### THE REQUEST:
Lines that hold the word "name" should be located and copied.

### EXCERPTED DATA:
■ ■ ■ ■ ■

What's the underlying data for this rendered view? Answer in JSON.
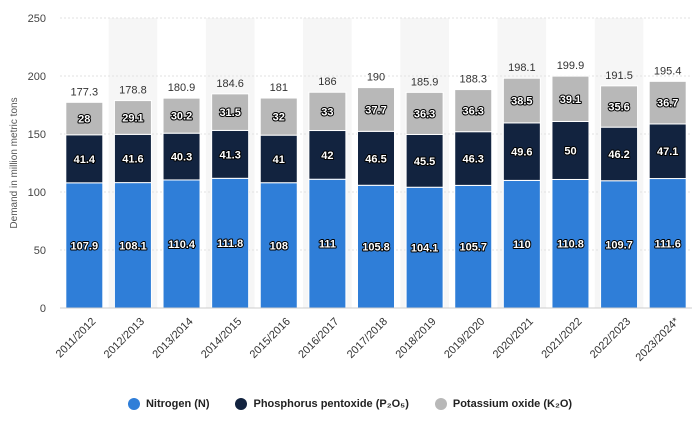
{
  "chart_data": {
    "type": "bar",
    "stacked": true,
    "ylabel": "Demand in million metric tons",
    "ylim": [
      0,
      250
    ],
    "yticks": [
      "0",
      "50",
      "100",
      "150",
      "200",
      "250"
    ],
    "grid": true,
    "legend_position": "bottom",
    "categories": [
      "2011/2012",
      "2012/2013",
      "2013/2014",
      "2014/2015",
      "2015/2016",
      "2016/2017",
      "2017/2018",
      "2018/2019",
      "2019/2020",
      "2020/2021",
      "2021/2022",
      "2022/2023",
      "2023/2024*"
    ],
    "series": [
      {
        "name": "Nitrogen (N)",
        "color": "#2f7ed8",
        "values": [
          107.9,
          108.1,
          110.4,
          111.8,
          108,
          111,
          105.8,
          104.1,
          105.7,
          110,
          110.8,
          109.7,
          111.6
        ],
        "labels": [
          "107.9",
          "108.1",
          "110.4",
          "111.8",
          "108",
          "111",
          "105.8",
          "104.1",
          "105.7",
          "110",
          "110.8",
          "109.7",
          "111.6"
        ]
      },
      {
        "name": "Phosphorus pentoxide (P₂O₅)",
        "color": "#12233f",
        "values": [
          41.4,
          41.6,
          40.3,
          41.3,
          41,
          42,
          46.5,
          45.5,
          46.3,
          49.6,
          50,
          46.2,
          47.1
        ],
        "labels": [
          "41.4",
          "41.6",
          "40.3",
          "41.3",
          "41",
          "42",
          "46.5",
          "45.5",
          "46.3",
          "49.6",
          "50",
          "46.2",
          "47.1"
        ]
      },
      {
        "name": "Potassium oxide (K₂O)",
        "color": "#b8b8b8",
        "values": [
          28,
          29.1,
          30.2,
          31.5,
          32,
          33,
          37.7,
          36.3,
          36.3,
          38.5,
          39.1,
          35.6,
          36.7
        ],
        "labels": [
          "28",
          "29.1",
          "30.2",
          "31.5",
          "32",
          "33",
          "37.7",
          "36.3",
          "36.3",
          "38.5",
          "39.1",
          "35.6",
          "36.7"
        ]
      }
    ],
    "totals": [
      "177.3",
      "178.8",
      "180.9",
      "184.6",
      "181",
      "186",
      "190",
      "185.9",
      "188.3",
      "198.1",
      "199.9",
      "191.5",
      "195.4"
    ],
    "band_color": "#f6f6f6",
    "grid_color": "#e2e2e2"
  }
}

■ ■ ■ ■ ■

### RESPONSE:
        "name": "Nitrogen (N)",
        "name": "Phosphorus pentoxide (P₂O₅)",
        "name": "Potassium oxide (K₂O)",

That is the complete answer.